- _Exercise directions_: Give the data again exactly as written, skipping any pictures.

Dataset items
· · · · · · ·

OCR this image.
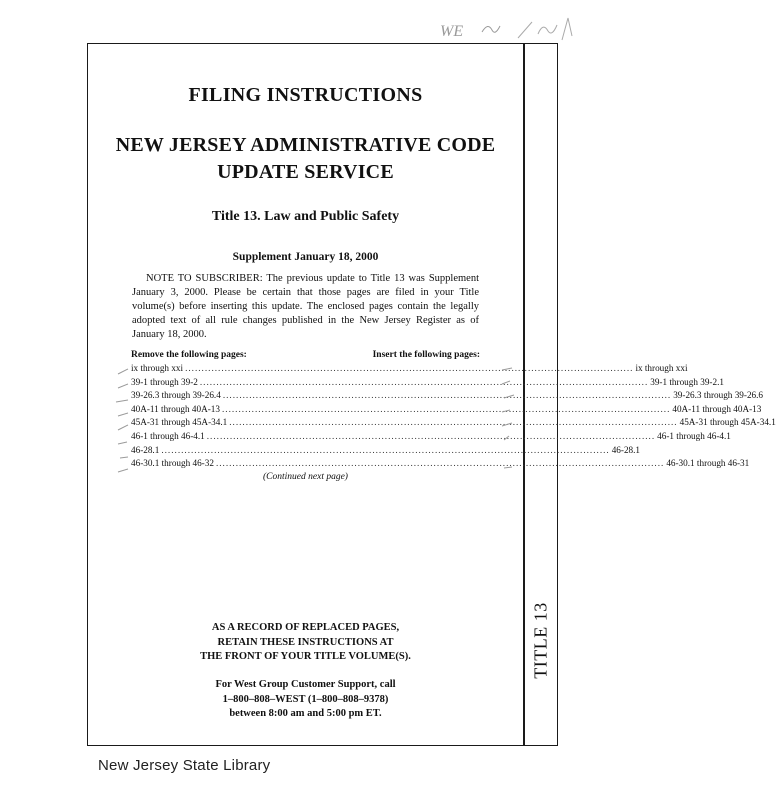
WE
TITLE 13
FILING INSTRUCTIONS
NEW JERSEY ADMINISTRATIVE CODE
UPDATE SERVICE
Title 13. Law and Public Safety
Supplement January 18, 2000
NOTE TO SUBSCRIBER: The previous update to Title 13 was Supplement January 3, 2000. Please be certain that those pages are filed in your Title volume(s) before inserting this update. The enclosed pages contain the legally adopted text of all rule changes published in the New Jersey Register as of January 18, 2000.
Remove the following pages:	Insert the following pages:
ix through xxi ........................................................................................................................................ ix through xxi
39-1 through 39-2 ........................................................................................................................................ 39-1 through 39-2.1
39-26.3 through 39-26.4 ........................................................................................................................................ 39-26.3 through 39-26.6
40A-11 through 40A-13 ........................................................................................................................................ 40A-11 through 40A-13
45A-31 through 45A-34.1 ........................................................................................................................................ 45A-31 through 45A-34.1
46-1 through 46-4.1 ........................................................................................................................................ 46-1 through 46-4.1
46-28.1 ........................................................................................................................................ 46-28.1
46-30.1 through 46-32 ........................................................................................................................................ 46-30.1 through 46-31
(Continued next page)
AS A RECORD OF REPLACED PAGES,
RETAIN THESE INSTRUCTIONS AT
THE FRONT OF YOUR TITLE VOLUME(S).
For West Group Customer Support, call
1–800–808–WEST (1–800–808–9378)
between 8:00 am and 5:00 pm ET.
New Jersey State Library
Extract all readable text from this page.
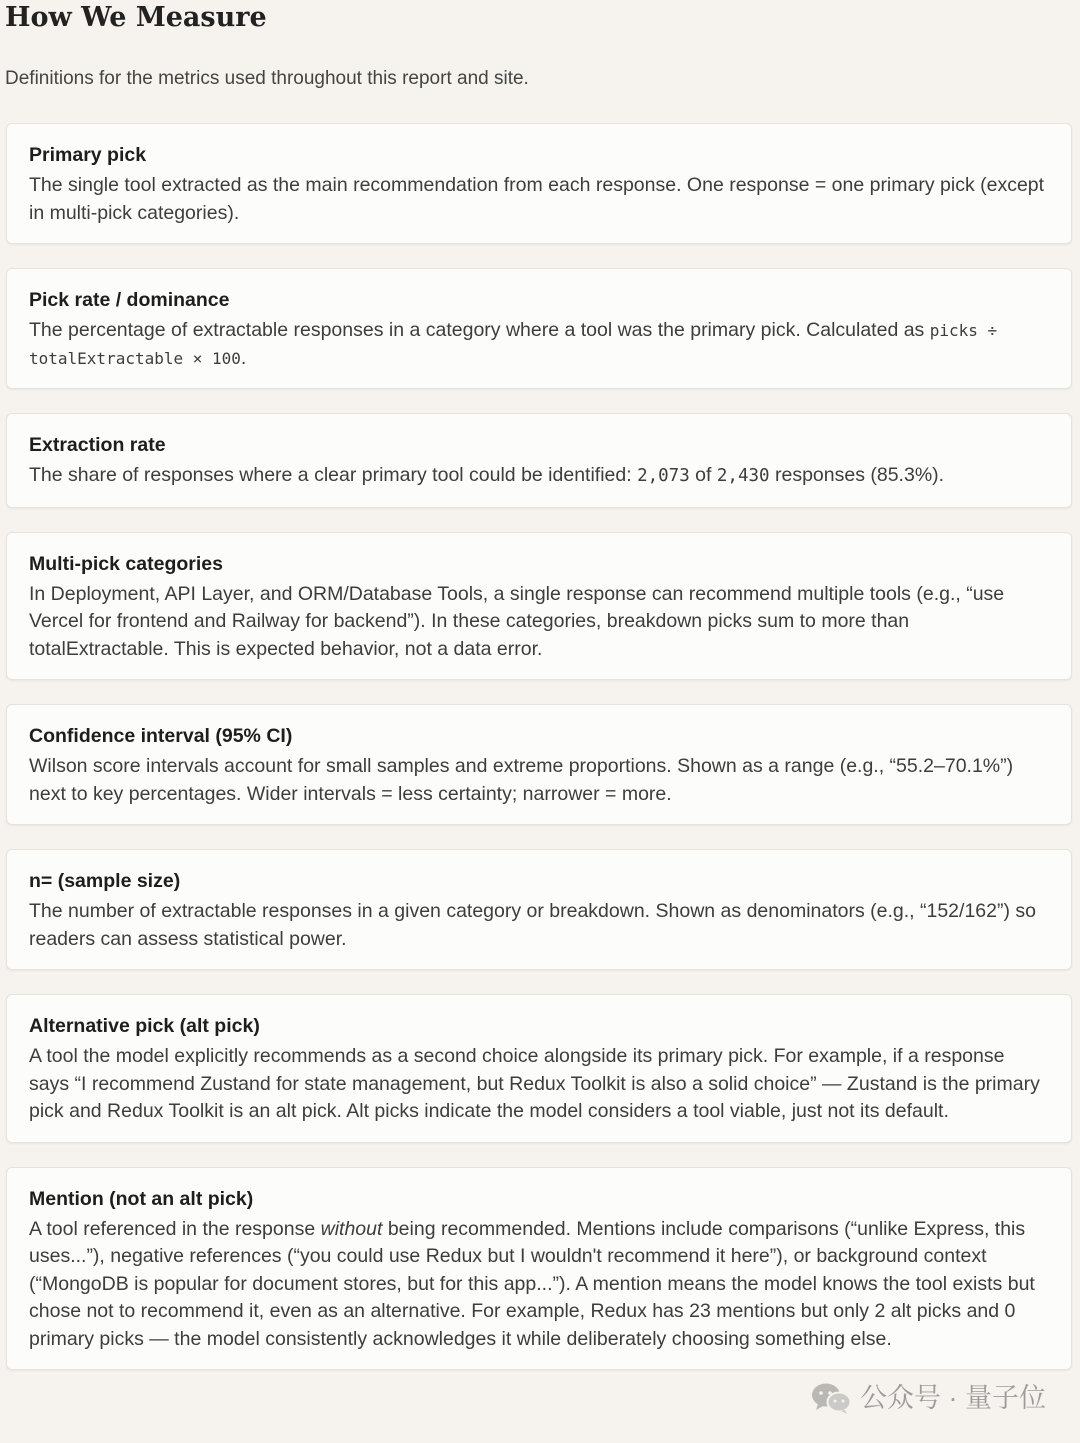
How We Measure

Definitions for the metrics used throughout this report and site.

Primary pick

The single tool extracted as the main recommendation from each response. One response = one primary pick (except in multi-pick categories).

Pick rate / dominance

The percentage of extractable responses in a category where a tool was the primary pick. Calculated as picks ÷ totalExtractable × 100.

Extraction rate

The share of responses where a clear primary tool could be identified: 2,073 of 2,430 responses (85.3%).

Multi-pick categories

In Deployment, API Layer, and ORM/Database Tools, a single response can recommend multiple tools (e.g., “use Vercel for frontend and Railway for backend”). In these categories, breakdown picks sum to more than totalExtractable. This is expected behavior, not a data error.

Confidence interval (95% CI)

Wilson score intervals account for small samples and extreme proportions. Shown as a range (e.g., “55.2–70.1%”) next to key percentages. Wider intervals = less certainty; narrower = more.

n= (sample size)

The number of extractable responses in a given category or breakdown. Shown as denominators (e.g., “152/162”) so readers can assess statistical power.

Alternative pick (alt pick)

A tool the model explicitly recommends as a second choice alongside its primary pick. For example, if a response says “I recommend Zustand for state management, but Redux Toolkit is also a solid choice” — Zustand is the primary pick and Redux Toolkit is an alt pick. Alt picks indicate the model considers a tool viable, just not its default.

Mention (not an alt pick)

A tool referenced in the response without being recommended. Mentions include comparisons (“unlike Express, this uses...”), negative references (“you could use Redux but I wouldn't recommend it here”), or background context (“MongoDB is popular for document stores, but for this app...”). A mention means the model knows the tool exists but chose not to recommend it, even as an alternative. For example, Redux has 23 mentions but only 2 alt picks and 0 primary picks — the model consistently acknowledges it while deliberately choosing something else.

公众号 · 量子位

· · · · · · ·

- _Answer for the task_:
OCR this image.
WE
TITLE 13
FILING INSTRUCTIONS
NEW JERSEY ADMINISTRATIVE CODE
UPDATE SERVICE
Title 13. Law and Public Safety
Supplement January 18, 2000
NOTE TO SUBSCRIBER: The previous update to Title 13 was Supplement January 3, 2000. Please be certain that those pages are filed in your Title volume(s) before inserting this update. The enclosed pages contain the legally adopted text of all rule changes published in the New Jersey Register as of January 18, 2000.
Remove the following pages:	Insert the following pages:
ix through xxi ........................................................................................................................................ ix through xxi
39-1 through 39-2 ........................................................................................................................................ 39-1 through 39-2.1
39-26.3 through 39-26.4 ........................................................................................................................................ 39-26.3 through 39-26.6
40A-11 through 40A-13 ........................................................................................................................................ 40A-11 through 40A-13
45A-31 through 45A-34.1 ........................................................................................................................................ 45A-31 through 45A-34.1
46-1 through 46-4.1 ........................................................................................................................................ 46-1 through 46-4.1
46-28.1 ........................................................................................................................................ 46-28.1
46-30.1 through 46-32 ........................................................................................................................................ 46-30.1 through 46-31
(Continued next page)
AS A RECORD OF REPLACED PAGES,
RETAIN THESE INSTRUCTIONS AT
THE FRONT OF YOUR TITLE VOLUME(S).
For West Group Customer Support, call
1–800–808–WEST (1–800–808–9378)
between 8:00 am and 5:00 pm ET.
New Jersey State Library
Extract all readable text from this page.
How We Measure

Definitions for the metrics used throughout this report and site.

Primary pick

The single tool extracted as the main recommendation from each response. One response = one primary pick (except in multi-pick categories).

Pick rate / dominance

The percentage of extractable responses in a category where a tool was the primary pick. Calculated as picks ÷ totalExtractable × 100.

Extraction rate

The share of responses where a clear primary tool could be identified: 2,073 of 2,430 responses (85.3%).

Multi-pick categories

In Deployment, API Layer, and ORM/Database Tools, a single response can recommend multiple tools (e.g., “use Vercel for frontend and Railway for backend”). In these categories, breakdown picks sum to more than totalExtractable. This is expected behavior, not a data error.

Confidence interval (95% CI)

Wilson score intervals account for small samples and extreme proportions. Shown as a range (e.g., “55.2–70.1%”) next to key percentages. Wider intervals = less certainty; narrower = more.

n= (sample size)

The number of extractable responses in a given category or breakdown. Shown as denominators (e.g., “152/162”) so readers can assess statistical power.

Alternative pick (alt pick)

A tool the model explicitly recommends as a second choice alongside its primary pick. For example, if a response says “I recommend Zustand for state management, but Redux Toolkit is also a solid choice” — Zustand is the primary pick and Redux Toolkit is an alt pick. Alt picks indicate the model considers a tool viable, just not its default.

Mention (not an alt pick)

A tool referenced in the response without being recommended. Mentions include comparisons (“unlike Express, this uses...”), negative references (“you could use Redux but I wouldn't recommend it here”), or background context (“MongoDB is popular for document stores, but for this app...”). A mention means the model knows the tool exists but chose not to recommend it, even as an alternative. For example, Redux has 23 mentions but only 2 alt picks and 0 primary picks — the model consistently acknowledges it while deliberately choosing something else.

公众号 · 量子位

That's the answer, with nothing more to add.